▸ PROVIDED DATA:

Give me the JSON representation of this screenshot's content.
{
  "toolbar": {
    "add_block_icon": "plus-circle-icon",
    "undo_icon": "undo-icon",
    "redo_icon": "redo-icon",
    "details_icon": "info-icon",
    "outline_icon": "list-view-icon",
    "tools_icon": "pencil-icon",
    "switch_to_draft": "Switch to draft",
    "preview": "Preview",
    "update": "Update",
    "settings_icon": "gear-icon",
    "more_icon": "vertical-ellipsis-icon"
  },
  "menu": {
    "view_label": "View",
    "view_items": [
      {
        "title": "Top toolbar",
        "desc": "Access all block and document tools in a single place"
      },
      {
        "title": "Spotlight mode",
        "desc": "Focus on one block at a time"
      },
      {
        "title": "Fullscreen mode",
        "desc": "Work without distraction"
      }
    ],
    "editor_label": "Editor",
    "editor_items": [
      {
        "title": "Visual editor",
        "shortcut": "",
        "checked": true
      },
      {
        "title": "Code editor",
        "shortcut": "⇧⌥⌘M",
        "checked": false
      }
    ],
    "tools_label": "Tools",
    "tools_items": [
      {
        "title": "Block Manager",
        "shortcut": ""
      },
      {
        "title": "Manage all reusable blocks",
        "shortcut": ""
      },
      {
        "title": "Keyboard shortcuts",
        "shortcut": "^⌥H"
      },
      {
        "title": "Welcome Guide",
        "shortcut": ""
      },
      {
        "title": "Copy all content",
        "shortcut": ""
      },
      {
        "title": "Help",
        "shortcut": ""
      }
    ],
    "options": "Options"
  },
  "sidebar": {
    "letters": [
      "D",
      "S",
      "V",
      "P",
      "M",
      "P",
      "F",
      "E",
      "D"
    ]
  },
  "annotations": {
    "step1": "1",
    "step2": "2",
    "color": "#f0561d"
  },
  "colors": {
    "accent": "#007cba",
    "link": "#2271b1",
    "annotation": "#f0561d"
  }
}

▸ PROBLEM: Make an exact copy of all the data.

▸ EXERCISE RESULT:
Give me the JSON representation of this screenshot's content.
{
  "toolbar": {
    "add_block_icon": "plus-circle-icon",
    "undo_icon": "undo-icon",
    "redo_icon": "redo-icon",
    "details_icon": "info-icon",
    "outline_icon": "list-view-icon",
    "tools_icon": "pencil-icon",
    "switch_to_draft": "Switch to draft",
    "preview": "Preview",
    "update": "Update",
    "settings_icon": "gear-icon",
    "more_icon": "vertical-ellipsis-icon"
  },
  "menu": {
    "view_label": "View",
    "view_items": [
      {
        "title": "Top toolbar",
        "desc": "Access all block and document tools in a single place"
      },
      {
        "title": "Spotlight mode",
        "desc": "Focus on one block at a time"
      },
      {
        "title": "Fullscreen mode",
        "desc": "Work without distraction"
      }
    ],
    "editor_label": "Editor",
    "editor_items": [
      {
        "title": "Visual editor",
        "shortcut": "",
        "checked": true
      },
      {
        "title": "Code editor",
        "shortcut": "⇧⌥⌘M",
        "checked": false
      }
    ],
    "tools_label": "Tools",
    "tools_items": [
      {
        "title": "Block Manager",
        "shortcut": ""
      },
      {
        "title": "Manage all reusable blocks",
        "shortcut": ""
      },
      {
        "title": "Keyboard shortcuts",
        "shortcut": "^⌥H"
      },
      {
        "title": "Welcome Guide",
        "shortcut": ""
      },
      {
        "title": "Copy all content",
        "shortcut": ""
      },
      {
        "title": "Help",
        "shortcut": ""
      }
    ],
    "options": "Options"
  },
  "sidebar": {
    "letters": [
      "D",
      "S",
      "V",
      "P",
      "M",
      "P",
      "F",
      "E",
      "D"
    ]
  },
  "annotations": {
    "step1": "1",
    "step2": "2",
    "color": "#f0561d"
  },
  "colors": {
    "accent": "#007cba",
    "link": "#2271b1",
    "annotation": "#f0561d"
  }
}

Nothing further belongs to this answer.